▶ **Work to be completed**: Write out the article below from "EUROPE - The" up to and including "next few years.", switching "Partners Group" to "PG" each time it appears.

▶ **Text shown**:

▬▬▬▬▬▬

EUROPE - The real estate fund model "is not dead", and institutional investors should be wary of seeking too much direct control over future property investments, according to Partners Group.

Co-head of real estate Claude Angéloz warned that the trend towards direct investments and separate accounts with greater investor involvement could lead to disappointment over the next few years.

"Many investors underestimate the time and resource requirements that come with a more hands-on approach," Angéloz told IP Real Estate.

The comments come soon after a survey by INREV found that separate accounts were on the rise among its investor members, with 15% of respondents expecting to increase their real estate allocations in this way, and no investors intending to reduce their separate account exposure.

"By being part of investment decisions at the outset, investors cannot point fingers" if and when investments go awry, and performance is below expectations, Angéloz said.

"They will be on the hook," he said.

However, Partners Group, which specialises in private investment markets, including non-listed real estate, does not recommend a focus on committing capital to new 'blind pool' real estate funds, or 'primaries'.

In the latest 'Private Markets Navigator' report for investors, the firm said it "continues to underweight primaries" versus direct and secondary real estate investments, "since the timing of investments is critical in today's fast-changing market".

Angéloz said Partners Group was "generally agnostic" when it came to accessing real estate investments and the use of investment products.

But he said investing in new blind pools today was effectively "taking a bet on where pricing would be in two of three years' time", due to the uncertainty around the timing of capital deployment by the manager.

Partners Group continues to be openly sceptical about the current pricing of core real estate, particularly in the top-prime end of the mature markets of Europe and the US.

Angelika Eibl, vice-president with responsibility for research and strategy for private real estate at Partners Group, said the growing appetite for core real estate - often as a substitute for low-yielding bond markets - was not supported by market fundamentals, which she predicted would "move sideways at best".

The Navigator report said: "Core investments, for instance, are generally considered 'safe'. Yet, small cap rate expansions would result in relatively large value corrections due to the low yield levels of such properties. We currently view this market segment as overpriced."

▬▬▬▬▬▬

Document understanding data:

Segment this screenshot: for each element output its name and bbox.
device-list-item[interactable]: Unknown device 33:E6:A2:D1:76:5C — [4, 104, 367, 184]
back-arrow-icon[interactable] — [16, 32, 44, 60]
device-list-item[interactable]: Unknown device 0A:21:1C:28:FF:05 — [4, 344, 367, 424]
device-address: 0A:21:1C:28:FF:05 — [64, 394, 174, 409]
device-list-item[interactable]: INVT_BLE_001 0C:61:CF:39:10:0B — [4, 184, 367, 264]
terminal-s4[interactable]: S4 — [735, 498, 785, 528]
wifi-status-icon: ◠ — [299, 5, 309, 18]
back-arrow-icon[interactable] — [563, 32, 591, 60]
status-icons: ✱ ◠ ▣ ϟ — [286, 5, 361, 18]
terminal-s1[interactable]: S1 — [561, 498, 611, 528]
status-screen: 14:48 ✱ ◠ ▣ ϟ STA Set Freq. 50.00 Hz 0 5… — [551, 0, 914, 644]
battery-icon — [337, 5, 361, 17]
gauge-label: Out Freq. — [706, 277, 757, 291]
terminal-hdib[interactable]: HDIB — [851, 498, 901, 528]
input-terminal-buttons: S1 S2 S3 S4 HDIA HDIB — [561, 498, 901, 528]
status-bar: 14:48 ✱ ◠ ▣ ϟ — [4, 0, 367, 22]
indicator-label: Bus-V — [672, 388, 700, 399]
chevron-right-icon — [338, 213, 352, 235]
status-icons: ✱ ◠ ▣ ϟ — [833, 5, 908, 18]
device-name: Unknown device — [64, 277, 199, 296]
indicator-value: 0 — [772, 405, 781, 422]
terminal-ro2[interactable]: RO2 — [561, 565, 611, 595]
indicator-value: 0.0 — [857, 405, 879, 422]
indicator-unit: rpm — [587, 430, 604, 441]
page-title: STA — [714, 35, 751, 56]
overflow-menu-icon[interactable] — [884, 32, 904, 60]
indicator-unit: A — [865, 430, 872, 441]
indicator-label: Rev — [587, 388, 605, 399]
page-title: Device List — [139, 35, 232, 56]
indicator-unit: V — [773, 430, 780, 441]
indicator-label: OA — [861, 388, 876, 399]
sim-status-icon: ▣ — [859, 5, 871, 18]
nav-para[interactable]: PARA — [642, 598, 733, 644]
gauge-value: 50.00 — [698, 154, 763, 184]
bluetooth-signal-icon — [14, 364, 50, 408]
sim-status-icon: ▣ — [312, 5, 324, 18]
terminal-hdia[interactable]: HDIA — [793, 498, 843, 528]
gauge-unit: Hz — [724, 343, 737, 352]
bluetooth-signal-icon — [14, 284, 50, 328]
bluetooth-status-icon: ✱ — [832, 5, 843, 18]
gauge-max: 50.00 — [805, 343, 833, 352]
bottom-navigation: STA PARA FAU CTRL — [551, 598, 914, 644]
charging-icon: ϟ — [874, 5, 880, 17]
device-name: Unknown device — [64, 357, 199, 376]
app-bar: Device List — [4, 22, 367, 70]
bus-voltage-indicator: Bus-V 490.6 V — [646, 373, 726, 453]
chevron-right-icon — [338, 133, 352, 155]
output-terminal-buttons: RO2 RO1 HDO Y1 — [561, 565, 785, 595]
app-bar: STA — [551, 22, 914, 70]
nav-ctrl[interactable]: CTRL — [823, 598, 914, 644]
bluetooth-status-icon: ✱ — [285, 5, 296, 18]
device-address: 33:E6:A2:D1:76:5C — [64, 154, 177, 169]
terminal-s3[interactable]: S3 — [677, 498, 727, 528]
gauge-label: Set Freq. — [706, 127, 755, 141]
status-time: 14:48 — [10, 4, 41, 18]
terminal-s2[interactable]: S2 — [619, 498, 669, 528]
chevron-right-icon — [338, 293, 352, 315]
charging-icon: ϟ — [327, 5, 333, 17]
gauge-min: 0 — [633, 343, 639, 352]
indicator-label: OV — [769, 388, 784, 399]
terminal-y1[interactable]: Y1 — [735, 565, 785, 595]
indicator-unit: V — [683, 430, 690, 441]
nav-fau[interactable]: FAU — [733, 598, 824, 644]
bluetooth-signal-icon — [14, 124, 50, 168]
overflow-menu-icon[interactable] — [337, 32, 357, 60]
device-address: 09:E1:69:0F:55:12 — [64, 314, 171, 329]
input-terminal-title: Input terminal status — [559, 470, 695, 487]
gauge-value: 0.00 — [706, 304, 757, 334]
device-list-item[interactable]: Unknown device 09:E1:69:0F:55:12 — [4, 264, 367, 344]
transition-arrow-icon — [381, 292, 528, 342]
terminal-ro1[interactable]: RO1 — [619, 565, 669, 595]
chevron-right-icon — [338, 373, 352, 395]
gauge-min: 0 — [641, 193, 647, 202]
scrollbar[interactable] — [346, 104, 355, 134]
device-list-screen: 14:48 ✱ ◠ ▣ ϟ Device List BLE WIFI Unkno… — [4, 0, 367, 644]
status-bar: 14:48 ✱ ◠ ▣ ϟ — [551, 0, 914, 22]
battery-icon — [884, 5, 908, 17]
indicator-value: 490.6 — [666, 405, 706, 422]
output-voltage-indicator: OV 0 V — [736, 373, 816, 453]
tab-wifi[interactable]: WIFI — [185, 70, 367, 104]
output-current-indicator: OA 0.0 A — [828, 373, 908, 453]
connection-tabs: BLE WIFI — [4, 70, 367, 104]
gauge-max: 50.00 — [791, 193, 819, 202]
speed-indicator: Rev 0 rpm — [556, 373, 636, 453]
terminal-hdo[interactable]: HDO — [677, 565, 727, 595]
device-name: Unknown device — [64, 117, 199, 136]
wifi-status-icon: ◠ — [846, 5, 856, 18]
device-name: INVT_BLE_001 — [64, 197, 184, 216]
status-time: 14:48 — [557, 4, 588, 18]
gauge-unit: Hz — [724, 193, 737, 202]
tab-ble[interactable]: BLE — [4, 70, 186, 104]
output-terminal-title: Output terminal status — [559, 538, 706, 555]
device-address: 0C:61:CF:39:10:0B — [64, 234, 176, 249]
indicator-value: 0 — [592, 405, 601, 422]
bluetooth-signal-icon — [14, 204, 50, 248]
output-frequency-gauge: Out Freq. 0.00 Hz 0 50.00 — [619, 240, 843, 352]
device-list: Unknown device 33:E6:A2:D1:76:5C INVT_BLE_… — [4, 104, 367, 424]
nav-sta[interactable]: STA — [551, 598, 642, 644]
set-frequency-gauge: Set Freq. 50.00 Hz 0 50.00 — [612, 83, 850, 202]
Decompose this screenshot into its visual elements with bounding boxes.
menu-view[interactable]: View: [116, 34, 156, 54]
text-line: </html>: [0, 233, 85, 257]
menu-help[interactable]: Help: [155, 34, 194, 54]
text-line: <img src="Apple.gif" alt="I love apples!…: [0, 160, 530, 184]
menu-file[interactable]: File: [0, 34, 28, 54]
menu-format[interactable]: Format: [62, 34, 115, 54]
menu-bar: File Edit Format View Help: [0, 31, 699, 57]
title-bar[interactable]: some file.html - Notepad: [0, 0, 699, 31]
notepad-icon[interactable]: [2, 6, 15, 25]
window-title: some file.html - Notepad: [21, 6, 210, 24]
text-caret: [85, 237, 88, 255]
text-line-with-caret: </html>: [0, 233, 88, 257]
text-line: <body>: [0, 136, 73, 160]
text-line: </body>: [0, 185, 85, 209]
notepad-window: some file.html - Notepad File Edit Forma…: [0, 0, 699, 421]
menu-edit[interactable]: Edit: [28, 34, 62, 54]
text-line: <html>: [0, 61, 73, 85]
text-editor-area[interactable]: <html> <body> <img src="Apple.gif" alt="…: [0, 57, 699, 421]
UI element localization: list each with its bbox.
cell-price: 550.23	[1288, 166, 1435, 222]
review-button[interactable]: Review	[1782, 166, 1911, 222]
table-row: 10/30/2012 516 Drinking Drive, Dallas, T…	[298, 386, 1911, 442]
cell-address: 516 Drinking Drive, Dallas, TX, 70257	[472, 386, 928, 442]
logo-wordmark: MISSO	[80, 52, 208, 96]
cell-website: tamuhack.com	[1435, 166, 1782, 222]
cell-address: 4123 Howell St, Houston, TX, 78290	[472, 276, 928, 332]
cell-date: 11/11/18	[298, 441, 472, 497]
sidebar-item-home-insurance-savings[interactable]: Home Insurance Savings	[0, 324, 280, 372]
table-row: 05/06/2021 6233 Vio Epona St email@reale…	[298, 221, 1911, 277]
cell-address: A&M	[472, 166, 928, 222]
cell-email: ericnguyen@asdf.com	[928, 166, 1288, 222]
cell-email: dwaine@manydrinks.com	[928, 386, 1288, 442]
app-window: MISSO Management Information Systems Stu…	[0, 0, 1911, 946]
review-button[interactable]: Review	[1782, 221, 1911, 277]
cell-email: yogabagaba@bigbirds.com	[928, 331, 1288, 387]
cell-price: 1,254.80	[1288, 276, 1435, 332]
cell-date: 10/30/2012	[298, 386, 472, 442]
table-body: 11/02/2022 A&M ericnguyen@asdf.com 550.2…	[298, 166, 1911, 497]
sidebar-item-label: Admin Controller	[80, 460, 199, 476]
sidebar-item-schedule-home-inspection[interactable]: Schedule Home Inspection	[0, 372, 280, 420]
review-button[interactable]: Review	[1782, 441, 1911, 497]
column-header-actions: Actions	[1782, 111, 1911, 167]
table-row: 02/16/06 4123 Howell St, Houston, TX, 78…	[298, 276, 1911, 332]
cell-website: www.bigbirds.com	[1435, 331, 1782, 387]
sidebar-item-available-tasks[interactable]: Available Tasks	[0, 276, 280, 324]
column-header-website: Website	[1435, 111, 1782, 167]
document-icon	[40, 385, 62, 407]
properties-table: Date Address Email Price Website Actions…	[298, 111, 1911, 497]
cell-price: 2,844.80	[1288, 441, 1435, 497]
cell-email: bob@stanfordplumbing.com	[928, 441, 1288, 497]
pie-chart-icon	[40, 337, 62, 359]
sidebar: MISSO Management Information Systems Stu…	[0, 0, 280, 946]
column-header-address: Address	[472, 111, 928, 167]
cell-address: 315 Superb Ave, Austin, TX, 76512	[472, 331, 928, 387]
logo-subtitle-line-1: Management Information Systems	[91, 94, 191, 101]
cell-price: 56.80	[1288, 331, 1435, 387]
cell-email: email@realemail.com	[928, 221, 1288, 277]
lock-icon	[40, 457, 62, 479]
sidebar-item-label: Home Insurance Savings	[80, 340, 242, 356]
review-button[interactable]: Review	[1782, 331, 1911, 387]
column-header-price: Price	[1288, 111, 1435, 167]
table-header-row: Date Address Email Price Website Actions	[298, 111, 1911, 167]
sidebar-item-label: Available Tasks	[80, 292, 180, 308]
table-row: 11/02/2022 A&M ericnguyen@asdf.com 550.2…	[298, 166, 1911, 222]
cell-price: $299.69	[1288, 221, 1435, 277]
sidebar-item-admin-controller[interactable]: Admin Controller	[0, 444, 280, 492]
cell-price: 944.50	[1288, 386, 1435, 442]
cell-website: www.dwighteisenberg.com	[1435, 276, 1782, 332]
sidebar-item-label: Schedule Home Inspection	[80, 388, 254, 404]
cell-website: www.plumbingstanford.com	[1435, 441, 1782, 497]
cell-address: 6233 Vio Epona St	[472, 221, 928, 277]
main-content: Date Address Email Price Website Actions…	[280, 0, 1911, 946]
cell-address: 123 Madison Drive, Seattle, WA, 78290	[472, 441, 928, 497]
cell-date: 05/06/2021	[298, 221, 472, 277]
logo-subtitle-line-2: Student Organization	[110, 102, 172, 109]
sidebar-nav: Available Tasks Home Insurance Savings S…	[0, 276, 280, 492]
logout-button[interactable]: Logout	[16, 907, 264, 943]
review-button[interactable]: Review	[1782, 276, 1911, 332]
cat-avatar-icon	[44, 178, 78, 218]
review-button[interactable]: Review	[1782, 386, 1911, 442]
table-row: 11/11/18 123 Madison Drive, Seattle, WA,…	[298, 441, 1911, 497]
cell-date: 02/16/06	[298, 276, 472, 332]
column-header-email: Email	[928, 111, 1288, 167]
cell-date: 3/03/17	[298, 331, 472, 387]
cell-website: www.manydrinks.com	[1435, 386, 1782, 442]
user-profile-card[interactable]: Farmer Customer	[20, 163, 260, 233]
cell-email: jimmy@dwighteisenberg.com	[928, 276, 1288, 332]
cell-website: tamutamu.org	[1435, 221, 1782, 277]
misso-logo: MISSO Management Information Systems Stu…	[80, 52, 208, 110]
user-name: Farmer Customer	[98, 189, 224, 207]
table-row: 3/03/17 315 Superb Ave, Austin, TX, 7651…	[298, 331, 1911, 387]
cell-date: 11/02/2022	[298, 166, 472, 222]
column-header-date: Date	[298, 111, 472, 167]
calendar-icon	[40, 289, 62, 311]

▬▬▬▬▬▬

▶ **Task response**:
EUROPE - The real estate fund model "is not dead", and institutional investors should be wary of seeking too much direct control over future property investments, according to PG.

Co-head of real estate Claude Angéloz warned that the trend towards direct investments and separate accounts with greater investor involvement could lead to disappointment over the next few years.